▶ _Data rows_
## BEGIN
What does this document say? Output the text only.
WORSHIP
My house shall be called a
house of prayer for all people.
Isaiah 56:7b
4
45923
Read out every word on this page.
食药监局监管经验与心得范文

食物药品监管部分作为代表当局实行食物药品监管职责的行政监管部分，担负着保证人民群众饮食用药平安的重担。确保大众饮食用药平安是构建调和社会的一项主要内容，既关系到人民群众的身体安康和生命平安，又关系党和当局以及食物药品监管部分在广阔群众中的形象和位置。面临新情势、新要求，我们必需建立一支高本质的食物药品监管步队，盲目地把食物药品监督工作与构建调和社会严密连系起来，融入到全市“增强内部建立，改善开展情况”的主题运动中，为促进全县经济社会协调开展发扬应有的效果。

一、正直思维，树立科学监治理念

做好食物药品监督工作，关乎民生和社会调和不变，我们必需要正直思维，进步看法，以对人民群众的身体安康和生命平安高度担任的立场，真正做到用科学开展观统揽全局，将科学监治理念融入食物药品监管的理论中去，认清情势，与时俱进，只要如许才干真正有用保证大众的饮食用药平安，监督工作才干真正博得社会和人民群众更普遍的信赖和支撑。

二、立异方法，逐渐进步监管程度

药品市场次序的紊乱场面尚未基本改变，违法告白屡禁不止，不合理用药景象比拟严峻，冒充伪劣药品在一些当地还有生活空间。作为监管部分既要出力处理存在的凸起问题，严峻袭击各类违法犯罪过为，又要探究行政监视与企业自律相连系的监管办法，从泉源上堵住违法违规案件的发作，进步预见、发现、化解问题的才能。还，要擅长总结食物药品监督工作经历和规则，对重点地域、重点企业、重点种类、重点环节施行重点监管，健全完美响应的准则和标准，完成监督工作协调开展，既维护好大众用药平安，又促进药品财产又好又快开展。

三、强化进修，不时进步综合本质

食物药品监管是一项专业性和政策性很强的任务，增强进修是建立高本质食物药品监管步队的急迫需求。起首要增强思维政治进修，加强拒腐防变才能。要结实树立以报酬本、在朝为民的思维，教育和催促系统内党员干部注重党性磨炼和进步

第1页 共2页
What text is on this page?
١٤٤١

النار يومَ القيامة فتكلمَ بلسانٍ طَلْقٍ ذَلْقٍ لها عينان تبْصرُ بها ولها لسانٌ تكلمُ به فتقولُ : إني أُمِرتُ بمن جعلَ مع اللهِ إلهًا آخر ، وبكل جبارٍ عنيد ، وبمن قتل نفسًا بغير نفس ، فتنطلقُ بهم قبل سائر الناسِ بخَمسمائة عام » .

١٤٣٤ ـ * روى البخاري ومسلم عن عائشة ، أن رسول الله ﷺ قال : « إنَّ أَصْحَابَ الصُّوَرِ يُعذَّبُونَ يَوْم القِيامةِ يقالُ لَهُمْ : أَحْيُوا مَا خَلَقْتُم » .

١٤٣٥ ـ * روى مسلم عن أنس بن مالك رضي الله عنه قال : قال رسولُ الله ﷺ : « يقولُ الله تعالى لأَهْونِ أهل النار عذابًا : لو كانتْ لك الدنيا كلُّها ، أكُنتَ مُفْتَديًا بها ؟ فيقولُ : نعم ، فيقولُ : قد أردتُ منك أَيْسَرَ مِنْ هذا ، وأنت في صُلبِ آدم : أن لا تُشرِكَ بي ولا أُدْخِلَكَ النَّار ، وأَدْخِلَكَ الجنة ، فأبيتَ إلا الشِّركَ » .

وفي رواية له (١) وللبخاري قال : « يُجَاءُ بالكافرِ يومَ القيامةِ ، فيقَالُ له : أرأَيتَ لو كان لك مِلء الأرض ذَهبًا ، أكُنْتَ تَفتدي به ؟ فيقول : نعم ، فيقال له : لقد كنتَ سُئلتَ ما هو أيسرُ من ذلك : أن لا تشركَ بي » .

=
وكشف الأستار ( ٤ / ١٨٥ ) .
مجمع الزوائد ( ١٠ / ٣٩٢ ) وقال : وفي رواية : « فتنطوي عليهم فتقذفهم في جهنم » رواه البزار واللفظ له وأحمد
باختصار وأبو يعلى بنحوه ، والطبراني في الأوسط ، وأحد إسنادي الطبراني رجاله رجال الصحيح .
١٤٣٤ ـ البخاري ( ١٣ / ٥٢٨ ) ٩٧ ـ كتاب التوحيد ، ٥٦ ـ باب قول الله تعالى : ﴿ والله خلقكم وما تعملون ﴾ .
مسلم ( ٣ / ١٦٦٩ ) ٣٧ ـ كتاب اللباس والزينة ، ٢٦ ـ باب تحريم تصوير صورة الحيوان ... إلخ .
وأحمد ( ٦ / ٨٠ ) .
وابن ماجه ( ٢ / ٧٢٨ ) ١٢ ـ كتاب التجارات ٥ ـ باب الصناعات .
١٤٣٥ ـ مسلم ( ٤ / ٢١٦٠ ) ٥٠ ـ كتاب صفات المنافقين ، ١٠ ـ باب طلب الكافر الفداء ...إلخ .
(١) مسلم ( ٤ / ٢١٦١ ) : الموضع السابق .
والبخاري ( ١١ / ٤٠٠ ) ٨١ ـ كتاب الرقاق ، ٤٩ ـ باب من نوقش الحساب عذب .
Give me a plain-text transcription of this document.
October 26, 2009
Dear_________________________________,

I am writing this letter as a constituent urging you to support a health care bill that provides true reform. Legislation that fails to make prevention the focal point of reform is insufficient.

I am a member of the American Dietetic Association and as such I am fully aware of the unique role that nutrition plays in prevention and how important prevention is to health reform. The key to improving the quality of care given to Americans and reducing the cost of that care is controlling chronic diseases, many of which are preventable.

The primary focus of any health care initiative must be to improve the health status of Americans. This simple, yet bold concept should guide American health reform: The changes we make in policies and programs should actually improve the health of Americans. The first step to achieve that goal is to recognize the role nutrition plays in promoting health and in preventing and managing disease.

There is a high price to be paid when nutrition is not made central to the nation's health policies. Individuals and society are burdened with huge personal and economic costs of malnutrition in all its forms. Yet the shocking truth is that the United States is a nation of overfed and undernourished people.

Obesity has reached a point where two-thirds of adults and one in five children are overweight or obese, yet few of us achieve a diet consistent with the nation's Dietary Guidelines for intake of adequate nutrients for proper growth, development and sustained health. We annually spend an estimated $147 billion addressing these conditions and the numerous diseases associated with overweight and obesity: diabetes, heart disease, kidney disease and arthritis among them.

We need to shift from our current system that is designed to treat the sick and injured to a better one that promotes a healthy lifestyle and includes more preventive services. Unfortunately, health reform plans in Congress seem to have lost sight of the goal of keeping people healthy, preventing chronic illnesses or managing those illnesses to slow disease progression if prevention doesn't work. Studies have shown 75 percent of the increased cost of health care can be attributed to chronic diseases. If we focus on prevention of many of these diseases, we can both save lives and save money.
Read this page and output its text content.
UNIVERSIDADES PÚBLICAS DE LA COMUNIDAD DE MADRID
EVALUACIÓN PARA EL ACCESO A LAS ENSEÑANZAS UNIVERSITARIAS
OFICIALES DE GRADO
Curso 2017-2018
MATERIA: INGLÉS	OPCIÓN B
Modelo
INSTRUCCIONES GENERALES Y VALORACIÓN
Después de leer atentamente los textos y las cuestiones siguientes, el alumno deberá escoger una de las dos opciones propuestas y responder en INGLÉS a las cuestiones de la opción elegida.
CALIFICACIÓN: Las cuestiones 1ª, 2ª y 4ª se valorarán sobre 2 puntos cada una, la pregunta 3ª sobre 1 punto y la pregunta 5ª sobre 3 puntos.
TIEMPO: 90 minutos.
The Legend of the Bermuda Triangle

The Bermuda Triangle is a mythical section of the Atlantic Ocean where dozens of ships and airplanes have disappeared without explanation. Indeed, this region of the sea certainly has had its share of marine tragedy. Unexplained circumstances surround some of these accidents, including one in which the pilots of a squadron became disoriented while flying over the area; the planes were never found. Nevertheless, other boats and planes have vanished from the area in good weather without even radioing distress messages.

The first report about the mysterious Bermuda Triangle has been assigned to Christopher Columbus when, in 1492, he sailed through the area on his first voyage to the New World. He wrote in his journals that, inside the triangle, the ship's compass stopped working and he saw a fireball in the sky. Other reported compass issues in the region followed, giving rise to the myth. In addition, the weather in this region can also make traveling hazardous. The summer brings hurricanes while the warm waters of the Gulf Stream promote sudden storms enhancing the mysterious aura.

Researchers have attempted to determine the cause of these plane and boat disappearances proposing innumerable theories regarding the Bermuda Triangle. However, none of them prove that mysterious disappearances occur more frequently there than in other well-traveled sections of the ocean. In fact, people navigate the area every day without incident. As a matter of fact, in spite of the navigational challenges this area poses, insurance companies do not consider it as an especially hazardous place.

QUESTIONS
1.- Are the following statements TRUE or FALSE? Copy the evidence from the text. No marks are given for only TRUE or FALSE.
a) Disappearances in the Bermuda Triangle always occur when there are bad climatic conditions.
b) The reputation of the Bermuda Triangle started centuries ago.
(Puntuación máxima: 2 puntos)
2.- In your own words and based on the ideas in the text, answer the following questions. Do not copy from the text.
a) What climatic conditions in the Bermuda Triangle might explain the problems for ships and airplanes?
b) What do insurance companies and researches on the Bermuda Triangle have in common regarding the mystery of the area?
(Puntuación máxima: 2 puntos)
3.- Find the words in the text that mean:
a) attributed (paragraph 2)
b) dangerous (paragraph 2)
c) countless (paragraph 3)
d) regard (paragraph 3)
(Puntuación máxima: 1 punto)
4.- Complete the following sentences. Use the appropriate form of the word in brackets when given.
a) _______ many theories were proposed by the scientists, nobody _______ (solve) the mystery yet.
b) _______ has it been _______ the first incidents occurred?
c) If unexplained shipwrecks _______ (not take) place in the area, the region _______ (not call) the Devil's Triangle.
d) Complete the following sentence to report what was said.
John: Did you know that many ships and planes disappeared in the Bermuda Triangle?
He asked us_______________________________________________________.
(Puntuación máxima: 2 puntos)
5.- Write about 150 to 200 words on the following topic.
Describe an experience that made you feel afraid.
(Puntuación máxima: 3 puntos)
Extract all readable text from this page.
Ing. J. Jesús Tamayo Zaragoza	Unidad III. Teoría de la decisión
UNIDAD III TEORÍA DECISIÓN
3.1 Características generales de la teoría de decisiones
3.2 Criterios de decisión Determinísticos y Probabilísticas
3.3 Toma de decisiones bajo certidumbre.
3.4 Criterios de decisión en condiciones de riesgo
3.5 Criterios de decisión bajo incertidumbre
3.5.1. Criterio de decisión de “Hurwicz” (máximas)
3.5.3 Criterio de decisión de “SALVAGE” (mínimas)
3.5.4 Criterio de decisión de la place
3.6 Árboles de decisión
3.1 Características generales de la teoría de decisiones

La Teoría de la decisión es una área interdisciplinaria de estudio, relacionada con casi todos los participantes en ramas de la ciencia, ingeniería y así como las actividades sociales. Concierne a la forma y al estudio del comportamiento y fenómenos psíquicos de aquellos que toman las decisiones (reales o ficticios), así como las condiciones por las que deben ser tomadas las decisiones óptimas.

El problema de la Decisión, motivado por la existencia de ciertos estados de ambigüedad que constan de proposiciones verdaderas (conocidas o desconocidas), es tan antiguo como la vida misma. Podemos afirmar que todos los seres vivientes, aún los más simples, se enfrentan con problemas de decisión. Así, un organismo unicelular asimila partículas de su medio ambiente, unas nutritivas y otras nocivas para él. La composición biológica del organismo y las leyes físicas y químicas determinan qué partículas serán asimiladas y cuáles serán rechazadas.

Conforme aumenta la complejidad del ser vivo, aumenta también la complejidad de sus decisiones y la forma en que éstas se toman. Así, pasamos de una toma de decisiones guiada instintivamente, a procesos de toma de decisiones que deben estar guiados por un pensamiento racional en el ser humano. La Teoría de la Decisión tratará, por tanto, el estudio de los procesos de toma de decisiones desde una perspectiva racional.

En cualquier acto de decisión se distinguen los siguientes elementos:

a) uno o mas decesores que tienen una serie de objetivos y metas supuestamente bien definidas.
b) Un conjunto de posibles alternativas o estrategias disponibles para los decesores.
## END
▶ _What you will do_
Gather from the entries above all lines that include the string "weather".

▶ _Result of the exercise_
The Bermuda Triangle is a mythical section of the Atlantic Ocean where dozens of ships and airplanes have disappeared without explanation. Indeed, this region of the sea certainly has had its share of marine tragedy. Unexplained circumstances surround some of these accidents, including one in which the pilots of a squadron became disoriented while flying over the area; the planes were never found. Nevertheless, other boats and planes have vanished from the area in good weather without even radioing distress messages.
The first report about the mysterious Bermuda Triangle has been assigned to Christopher Columbus when, in 1492, he sailed through the area on his first voyage to the New World. He wrote in his journals that, inside the triangle, the ship's compass stopped working and he saw a fireball in the sky. Other reported compass issues in the region followed, giving rise to the myth. In addition, the weather in this region can also make traveling hazardous. The summer brings hurricanes while the warm waters of the Gulf Stream promote sudden storms enhancing the mysterious aura.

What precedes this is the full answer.